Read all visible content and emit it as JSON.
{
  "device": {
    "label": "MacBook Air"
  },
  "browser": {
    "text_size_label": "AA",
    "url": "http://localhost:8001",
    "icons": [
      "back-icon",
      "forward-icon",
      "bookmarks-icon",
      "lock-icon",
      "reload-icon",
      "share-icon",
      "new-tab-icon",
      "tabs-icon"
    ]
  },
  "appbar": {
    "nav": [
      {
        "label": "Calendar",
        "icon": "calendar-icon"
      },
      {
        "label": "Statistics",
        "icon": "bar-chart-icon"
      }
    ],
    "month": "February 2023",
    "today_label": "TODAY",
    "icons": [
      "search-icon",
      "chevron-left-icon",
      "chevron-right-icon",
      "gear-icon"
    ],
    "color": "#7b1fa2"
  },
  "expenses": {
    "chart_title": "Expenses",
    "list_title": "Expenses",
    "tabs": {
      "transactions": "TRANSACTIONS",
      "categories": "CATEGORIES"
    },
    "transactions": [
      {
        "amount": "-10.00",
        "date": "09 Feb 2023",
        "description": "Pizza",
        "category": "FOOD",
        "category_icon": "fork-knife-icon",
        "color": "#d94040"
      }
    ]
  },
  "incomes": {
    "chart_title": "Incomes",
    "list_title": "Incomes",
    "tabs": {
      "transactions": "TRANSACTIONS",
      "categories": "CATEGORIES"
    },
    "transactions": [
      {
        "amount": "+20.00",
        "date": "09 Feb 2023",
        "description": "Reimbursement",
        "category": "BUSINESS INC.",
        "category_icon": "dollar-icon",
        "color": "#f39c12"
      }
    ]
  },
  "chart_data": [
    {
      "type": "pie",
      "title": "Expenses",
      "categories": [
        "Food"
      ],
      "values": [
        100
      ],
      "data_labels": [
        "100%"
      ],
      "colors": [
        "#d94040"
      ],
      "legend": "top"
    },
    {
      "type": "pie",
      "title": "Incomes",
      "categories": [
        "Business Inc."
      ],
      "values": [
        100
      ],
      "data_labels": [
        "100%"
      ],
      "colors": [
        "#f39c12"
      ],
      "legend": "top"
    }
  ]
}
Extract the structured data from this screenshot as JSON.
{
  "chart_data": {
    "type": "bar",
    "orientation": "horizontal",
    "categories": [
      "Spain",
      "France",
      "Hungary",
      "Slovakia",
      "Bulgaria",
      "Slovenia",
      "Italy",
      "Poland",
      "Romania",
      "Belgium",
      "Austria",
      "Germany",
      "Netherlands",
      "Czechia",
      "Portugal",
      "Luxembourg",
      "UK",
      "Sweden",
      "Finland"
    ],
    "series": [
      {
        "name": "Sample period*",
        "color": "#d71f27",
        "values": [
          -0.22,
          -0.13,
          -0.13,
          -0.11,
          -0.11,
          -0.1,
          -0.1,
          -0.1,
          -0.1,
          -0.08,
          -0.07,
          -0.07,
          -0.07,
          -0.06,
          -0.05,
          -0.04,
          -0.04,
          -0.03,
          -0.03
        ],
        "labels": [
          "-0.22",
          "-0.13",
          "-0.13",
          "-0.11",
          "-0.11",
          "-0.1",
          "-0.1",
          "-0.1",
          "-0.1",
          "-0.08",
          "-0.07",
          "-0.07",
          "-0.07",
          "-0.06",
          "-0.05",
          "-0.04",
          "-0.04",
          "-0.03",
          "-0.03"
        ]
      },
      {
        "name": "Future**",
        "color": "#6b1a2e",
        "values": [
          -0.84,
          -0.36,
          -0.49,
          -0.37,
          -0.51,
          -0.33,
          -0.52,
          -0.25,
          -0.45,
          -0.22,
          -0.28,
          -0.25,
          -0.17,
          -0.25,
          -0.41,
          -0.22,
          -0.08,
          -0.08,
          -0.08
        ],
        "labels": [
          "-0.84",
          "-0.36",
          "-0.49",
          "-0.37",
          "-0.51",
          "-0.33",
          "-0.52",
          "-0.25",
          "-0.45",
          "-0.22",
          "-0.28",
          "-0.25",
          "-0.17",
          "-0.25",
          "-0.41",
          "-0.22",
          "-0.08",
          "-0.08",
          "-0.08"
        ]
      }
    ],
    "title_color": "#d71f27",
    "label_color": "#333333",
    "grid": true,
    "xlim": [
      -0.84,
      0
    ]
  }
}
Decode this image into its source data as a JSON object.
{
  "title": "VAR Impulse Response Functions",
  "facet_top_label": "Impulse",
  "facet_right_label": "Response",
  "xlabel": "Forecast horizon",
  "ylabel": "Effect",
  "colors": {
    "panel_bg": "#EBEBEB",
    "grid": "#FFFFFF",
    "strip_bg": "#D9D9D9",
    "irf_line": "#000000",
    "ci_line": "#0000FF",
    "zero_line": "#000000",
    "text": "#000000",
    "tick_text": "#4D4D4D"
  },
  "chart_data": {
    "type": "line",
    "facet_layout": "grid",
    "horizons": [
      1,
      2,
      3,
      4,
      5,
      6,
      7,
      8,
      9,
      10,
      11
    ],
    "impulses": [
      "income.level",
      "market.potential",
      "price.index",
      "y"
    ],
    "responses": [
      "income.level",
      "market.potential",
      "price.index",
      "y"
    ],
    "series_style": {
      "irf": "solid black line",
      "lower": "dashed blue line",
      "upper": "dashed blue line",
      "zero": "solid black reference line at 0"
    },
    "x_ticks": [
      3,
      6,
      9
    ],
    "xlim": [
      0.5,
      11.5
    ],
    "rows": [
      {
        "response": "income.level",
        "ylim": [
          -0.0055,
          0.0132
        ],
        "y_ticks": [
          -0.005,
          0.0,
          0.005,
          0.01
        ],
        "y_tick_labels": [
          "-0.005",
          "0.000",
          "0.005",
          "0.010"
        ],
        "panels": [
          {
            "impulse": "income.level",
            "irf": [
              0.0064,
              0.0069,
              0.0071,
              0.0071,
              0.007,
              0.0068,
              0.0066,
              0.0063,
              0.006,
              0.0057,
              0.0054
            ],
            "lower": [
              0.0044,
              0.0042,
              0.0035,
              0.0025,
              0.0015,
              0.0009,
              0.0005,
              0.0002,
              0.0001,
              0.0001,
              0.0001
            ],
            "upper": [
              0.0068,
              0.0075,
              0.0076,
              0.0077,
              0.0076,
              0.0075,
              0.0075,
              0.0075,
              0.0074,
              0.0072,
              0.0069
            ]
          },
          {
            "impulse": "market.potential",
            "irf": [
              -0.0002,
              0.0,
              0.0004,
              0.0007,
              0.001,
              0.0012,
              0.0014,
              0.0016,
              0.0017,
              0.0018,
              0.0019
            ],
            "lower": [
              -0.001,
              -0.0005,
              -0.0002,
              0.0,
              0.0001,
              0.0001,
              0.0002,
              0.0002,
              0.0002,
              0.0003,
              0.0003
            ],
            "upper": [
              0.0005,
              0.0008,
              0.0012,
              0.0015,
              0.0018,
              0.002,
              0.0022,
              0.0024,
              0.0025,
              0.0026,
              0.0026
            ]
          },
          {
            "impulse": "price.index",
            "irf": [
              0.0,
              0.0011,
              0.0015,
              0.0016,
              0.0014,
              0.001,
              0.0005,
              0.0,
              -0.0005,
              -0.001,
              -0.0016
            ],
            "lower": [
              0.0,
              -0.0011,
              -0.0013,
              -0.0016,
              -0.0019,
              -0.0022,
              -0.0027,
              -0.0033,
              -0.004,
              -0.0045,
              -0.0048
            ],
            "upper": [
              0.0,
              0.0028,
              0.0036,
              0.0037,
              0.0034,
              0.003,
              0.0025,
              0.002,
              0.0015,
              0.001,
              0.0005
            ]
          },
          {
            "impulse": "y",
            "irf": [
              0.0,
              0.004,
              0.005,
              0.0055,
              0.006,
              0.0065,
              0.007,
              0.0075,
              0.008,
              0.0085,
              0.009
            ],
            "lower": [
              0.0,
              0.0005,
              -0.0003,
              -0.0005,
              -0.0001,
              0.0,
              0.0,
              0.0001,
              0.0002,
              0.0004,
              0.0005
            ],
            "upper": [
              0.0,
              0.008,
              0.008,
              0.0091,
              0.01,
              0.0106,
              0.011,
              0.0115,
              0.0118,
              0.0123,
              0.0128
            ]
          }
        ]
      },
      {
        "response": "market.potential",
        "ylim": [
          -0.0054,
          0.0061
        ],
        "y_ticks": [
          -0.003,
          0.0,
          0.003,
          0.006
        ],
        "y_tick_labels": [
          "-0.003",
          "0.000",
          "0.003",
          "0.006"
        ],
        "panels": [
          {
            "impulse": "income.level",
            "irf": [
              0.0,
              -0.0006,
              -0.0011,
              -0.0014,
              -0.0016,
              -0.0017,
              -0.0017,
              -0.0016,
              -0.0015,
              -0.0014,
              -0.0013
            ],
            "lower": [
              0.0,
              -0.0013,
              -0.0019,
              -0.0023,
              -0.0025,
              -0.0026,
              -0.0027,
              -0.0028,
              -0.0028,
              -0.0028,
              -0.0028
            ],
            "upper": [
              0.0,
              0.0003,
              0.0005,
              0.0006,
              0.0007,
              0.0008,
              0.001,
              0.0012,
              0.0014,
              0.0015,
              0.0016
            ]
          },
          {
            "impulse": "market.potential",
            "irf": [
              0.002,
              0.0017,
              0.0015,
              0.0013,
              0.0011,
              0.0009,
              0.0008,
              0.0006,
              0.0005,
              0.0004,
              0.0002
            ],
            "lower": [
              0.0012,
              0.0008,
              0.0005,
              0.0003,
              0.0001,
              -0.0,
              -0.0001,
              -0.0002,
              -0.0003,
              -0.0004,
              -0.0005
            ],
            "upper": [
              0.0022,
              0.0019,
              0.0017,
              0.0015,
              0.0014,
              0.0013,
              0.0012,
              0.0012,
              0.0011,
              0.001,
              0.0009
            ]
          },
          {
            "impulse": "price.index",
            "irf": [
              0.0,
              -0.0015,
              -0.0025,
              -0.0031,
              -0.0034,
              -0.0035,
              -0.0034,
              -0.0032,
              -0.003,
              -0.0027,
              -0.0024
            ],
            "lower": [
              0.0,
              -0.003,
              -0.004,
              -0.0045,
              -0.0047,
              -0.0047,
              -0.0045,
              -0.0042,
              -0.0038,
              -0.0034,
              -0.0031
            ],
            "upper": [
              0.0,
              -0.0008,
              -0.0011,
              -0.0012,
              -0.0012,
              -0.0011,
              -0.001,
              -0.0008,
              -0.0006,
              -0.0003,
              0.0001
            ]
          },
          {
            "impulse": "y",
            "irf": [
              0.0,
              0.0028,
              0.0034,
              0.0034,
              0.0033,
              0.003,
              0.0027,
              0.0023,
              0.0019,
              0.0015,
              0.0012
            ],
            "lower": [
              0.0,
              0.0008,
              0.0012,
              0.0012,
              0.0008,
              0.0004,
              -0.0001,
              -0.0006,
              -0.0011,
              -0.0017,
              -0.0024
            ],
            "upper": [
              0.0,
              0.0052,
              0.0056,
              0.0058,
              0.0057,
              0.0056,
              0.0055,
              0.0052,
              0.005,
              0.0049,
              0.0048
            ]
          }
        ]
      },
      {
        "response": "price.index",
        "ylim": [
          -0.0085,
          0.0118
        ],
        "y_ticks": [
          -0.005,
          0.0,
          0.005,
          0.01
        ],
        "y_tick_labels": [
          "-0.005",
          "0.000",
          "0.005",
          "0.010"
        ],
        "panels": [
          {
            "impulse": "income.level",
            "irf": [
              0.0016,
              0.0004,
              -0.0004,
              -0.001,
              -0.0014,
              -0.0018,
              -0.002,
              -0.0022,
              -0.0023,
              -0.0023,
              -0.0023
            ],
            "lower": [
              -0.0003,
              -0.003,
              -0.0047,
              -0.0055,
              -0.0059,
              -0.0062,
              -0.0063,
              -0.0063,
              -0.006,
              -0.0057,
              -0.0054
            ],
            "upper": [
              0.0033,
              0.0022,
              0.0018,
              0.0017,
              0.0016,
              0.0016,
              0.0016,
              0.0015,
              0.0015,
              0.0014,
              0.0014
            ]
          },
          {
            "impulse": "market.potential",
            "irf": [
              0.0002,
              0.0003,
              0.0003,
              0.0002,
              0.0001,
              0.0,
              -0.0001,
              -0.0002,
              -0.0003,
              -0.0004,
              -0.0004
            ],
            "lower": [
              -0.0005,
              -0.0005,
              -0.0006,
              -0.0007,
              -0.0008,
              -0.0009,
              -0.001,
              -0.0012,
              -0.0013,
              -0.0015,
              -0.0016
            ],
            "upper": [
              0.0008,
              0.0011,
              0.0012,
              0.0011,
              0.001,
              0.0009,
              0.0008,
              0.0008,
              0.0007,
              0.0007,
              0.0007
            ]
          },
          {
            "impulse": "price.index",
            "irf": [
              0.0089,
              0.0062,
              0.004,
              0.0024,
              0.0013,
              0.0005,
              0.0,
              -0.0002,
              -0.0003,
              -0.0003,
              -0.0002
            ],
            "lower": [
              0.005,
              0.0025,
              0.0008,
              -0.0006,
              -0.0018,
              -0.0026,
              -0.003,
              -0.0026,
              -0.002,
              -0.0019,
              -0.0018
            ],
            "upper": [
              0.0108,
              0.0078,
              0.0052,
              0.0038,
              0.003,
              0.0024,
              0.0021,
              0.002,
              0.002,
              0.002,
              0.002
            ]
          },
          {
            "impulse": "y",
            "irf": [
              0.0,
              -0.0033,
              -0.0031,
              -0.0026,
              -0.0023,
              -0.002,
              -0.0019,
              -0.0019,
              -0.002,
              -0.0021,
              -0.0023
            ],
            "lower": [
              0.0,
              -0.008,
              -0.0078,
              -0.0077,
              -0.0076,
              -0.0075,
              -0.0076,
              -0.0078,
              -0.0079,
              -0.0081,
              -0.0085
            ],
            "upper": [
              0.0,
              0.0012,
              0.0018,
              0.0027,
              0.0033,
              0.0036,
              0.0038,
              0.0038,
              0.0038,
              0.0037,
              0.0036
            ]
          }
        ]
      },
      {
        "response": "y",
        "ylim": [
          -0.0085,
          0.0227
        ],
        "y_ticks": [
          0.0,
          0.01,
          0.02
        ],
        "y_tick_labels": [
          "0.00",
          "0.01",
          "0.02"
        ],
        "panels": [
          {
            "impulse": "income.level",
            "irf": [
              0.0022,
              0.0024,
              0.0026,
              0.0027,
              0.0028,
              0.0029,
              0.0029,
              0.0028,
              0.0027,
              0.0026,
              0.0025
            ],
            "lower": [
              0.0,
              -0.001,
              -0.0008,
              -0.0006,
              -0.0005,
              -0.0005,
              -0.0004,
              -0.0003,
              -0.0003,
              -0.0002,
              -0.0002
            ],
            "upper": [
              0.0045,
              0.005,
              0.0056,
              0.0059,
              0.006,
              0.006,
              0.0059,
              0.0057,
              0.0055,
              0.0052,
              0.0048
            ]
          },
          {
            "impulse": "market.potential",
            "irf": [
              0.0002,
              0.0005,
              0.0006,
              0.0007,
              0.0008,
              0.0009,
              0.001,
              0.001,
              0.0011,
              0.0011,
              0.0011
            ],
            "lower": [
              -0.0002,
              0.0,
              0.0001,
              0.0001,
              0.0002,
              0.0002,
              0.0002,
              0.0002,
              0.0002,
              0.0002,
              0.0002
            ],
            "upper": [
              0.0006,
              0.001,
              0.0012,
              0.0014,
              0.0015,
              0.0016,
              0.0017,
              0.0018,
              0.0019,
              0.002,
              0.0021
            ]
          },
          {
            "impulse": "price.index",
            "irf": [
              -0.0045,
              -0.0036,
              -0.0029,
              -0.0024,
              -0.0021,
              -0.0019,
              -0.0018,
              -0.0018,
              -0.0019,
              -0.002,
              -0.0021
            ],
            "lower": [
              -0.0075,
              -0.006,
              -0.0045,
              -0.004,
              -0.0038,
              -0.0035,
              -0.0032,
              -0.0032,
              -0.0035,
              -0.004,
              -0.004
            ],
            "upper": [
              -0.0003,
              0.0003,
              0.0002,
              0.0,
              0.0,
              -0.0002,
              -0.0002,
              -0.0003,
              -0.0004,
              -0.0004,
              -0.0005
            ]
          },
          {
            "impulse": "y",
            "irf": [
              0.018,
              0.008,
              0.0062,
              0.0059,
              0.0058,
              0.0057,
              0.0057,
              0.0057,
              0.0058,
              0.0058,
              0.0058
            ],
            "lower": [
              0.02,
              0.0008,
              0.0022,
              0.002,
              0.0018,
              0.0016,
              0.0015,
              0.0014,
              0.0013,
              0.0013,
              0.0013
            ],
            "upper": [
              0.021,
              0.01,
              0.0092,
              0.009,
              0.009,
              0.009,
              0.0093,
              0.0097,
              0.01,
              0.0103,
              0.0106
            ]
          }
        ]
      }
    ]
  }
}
◇ ◇ ◇ ◇
AIM
Show, from the listing above, each line that contains the word "grid".

EXERCISE SOLUTION
    "grid": true,
    "grid": "#FFFFFF",
    "facet_layout": "grid",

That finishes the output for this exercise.